▶ Tarea escrita
Devuelve sin ningún cambio las filas que van desde el comienzo de las filas hasta la fila que contiene "arrow-to-fib xyxy=(289,264,340,463)", con ambos extremos incluidos.

"""

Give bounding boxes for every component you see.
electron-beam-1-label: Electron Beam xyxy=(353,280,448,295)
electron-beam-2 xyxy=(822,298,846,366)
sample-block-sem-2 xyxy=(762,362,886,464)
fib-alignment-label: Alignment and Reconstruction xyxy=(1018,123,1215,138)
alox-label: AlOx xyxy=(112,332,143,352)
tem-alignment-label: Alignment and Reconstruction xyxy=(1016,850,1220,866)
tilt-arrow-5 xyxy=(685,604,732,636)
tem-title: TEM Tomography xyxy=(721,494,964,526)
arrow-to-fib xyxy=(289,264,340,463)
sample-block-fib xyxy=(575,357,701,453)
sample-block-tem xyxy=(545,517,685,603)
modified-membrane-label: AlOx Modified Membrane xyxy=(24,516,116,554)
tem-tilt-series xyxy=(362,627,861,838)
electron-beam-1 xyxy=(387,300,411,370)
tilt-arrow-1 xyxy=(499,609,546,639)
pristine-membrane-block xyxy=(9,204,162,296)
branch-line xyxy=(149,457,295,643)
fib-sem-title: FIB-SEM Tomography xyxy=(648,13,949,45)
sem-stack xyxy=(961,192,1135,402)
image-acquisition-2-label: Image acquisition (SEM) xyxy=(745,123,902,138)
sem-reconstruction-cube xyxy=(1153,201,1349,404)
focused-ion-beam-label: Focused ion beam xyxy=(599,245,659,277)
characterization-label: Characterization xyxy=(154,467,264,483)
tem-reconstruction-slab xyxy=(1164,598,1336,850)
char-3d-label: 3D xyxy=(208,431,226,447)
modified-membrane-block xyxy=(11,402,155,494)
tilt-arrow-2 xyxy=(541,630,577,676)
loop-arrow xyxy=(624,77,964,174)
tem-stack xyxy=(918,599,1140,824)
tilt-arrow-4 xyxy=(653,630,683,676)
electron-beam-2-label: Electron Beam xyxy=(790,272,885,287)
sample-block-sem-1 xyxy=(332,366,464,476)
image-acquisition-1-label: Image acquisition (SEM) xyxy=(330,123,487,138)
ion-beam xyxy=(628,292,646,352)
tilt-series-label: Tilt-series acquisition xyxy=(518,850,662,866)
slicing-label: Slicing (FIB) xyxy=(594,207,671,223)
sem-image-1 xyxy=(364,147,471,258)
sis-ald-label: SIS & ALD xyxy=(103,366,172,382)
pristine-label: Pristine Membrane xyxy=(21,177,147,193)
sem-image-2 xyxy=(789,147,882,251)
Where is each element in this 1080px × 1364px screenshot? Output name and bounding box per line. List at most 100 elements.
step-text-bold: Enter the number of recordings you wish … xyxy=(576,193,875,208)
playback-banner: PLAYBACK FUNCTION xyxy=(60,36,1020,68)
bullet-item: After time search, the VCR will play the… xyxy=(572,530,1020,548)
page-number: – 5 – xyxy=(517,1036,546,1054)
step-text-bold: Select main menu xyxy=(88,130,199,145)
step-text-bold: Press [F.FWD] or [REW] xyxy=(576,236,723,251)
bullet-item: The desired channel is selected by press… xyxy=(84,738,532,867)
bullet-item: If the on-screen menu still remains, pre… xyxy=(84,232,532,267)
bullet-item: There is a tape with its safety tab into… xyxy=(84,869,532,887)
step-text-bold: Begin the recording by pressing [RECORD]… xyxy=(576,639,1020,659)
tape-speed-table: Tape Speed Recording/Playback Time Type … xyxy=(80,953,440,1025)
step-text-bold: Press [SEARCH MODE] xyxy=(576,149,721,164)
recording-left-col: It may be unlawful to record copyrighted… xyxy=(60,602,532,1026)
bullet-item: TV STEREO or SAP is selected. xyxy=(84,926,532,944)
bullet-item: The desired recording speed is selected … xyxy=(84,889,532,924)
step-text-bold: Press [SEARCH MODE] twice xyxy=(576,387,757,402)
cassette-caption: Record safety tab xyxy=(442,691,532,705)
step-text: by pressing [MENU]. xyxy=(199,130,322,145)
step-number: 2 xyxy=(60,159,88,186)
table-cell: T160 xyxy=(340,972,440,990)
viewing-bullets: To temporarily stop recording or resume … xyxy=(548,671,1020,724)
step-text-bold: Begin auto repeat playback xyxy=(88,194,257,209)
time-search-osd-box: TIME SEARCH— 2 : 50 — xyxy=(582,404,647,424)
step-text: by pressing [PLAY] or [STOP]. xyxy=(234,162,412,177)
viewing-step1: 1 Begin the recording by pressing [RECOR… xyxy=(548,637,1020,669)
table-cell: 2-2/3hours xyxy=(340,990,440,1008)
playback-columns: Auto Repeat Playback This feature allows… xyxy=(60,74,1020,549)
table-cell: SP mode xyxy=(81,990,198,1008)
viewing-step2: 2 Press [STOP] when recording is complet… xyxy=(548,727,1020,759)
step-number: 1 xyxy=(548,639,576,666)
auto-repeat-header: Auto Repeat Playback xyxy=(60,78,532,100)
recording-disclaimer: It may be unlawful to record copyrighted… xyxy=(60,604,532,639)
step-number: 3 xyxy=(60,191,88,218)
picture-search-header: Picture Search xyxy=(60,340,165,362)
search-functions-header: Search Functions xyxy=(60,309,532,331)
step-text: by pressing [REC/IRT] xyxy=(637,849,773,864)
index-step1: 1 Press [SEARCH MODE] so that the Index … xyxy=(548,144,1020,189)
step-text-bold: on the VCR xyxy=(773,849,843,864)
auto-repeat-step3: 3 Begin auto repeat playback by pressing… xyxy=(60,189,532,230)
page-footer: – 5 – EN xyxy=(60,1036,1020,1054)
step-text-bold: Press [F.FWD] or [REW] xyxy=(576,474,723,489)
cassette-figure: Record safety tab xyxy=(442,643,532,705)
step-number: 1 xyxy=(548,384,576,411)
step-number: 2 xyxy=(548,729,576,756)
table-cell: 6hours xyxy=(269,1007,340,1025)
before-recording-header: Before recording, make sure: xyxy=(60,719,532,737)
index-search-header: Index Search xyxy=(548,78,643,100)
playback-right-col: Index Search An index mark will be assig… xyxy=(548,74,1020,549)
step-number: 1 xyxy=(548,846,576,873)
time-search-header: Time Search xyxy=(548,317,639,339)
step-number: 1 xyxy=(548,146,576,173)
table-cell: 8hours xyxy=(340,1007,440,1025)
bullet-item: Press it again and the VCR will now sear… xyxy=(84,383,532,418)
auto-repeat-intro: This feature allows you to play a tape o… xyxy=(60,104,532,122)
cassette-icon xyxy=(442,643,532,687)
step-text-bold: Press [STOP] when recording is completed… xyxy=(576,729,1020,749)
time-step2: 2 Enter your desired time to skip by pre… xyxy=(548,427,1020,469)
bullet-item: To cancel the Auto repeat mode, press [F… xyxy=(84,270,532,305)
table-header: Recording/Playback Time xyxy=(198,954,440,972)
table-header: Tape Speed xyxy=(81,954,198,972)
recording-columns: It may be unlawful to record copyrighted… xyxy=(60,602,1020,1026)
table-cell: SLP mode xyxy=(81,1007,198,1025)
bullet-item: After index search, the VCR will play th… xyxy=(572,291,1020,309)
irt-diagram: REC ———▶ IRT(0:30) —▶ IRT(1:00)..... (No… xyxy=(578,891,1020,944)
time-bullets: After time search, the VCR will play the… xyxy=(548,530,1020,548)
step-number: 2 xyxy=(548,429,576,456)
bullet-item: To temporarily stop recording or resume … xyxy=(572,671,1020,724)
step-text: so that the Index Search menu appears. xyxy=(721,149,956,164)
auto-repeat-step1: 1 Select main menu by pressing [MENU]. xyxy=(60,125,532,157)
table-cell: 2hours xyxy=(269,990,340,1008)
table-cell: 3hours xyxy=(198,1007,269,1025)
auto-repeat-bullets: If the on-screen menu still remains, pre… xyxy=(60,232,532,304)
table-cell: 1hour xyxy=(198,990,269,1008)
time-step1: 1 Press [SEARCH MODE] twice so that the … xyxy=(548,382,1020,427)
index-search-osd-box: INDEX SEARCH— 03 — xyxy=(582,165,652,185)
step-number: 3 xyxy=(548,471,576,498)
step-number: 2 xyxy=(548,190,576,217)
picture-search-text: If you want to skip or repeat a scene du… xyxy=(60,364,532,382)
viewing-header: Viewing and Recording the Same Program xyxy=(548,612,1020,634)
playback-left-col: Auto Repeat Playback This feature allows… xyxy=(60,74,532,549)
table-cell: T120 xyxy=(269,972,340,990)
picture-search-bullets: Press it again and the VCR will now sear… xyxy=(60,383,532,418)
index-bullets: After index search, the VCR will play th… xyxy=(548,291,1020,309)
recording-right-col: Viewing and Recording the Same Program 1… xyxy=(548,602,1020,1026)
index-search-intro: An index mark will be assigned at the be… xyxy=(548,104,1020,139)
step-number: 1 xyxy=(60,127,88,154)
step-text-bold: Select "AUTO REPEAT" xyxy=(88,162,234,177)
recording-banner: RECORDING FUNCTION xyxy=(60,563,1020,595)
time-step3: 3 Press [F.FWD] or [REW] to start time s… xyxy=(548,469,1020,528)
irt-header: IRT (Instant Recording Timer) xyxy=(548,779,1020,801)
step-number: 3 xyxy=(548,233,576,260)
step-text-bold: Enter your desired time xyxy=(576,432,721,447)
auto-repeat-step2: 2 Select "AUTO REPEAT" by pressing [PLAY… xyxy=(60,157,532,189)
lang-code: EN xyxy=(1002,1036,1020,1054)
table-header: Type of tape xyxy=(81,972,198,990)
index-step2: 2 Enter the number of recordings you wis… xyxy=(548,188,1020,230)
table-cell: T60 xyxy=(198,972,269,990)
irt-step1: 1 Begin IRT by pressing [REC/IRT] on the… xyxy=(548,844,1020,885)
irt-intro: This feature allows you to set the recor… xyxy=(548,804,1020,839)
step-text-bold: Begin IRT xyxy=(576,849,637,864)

"""

▶ Solución del ejercicio
Give bounding boxes for every component you see.
electron-beam-1-label: Electron Beam xyxy=(353,280,448,295)
electron-beam-2 xyxy=(822,298,846,366)
sample-block-sem-2 xyxy=(762,362,886,464)
fib-alignment-label: Alignment and Reconstruction xyxy=(1018,123,1215,138)
alox-label: AlOx xyxy=(112,332,143,352)
tem-alignment-label: Alignment and Reconstruction xyxy=(1016,850,1220,866)
tilt-arrow-5 xyxy=(685,604,732,636)
tem-title: TEM Tomography xyxy=(721,494,964,526)
arrow-to-fib xyxy=(289,264,340,463)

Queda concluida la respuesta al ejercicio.